[Dataset rows]

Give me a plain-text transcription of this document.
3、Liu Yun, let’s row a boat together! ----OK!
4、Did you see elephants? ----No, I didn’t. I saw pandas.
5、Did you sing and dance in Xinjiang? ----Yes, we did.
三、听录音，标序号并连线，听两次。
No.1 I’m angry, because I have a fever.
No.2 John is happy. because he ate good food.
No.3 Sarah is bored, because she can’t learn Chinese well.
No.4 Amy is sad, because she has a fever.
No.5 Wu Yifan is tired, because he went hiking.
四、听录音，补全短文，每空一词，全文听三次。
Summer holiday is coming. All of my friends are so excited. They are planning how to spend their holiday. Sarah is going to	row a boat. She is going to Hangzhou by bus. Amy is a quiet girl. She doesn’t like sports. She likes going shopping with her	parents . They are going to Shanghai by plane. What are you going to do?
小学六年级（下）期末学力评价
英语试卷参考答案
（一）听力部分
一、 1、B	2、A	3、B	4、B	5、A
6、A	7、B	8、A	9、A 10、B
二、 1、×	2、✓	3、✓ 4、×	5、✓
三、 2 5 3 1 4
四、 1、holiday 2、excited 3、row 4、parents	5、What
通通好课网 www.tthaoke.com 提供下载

## YOUR TASK
Give the records above again, word for word.

## FINISHED ANSWER
Give me a plain-text transcription of this document.
3、Liu Yun, let’s row a boat together! ----OK!
4、Did you see elephants? ----No, I didn’t. I saw pandas.
5、Did you sing and dance in Xinjiang? ----Yes, we did.
三、听录音，标序号并连线，听两次。
No.1 I’m angry, because I have a fever.
No.2 John is happy. because he ate good food.
No.3 Sarah is bored, because she can’t learn Chinese well.
No.4 Amy is sad, because she has a fever.
No.5 Wu Yifan is tired, because he went hiking.
四、听录音，补全短文，每空一词，全文听三次。
Summer holiday is coming. All of my friends are so excited. They are planning how to spend their holiday. Sarah is going to	row a boat. She is going to Hangzhou by bus. Amy is a quiet girl. She doesn’t like sports. She likes going shopping with her	parents . They are going to Shanghai by plane. What are you going to do?
小学六年级（下）期末学力评价
英语试卷参考答案
（一）听力部分
一、 1、B	2、A	3、B	4、B	5、A
6、A	7、B	8、A	9、A 10、B
二、 1、×	2、✓	3、✓ 4、×	5、✓
三、 2 5 3 1 4
四、 1、holiday 2、excited 3、row 4、parents	5、What
通通好课网 www.tthaoke.com 提供下载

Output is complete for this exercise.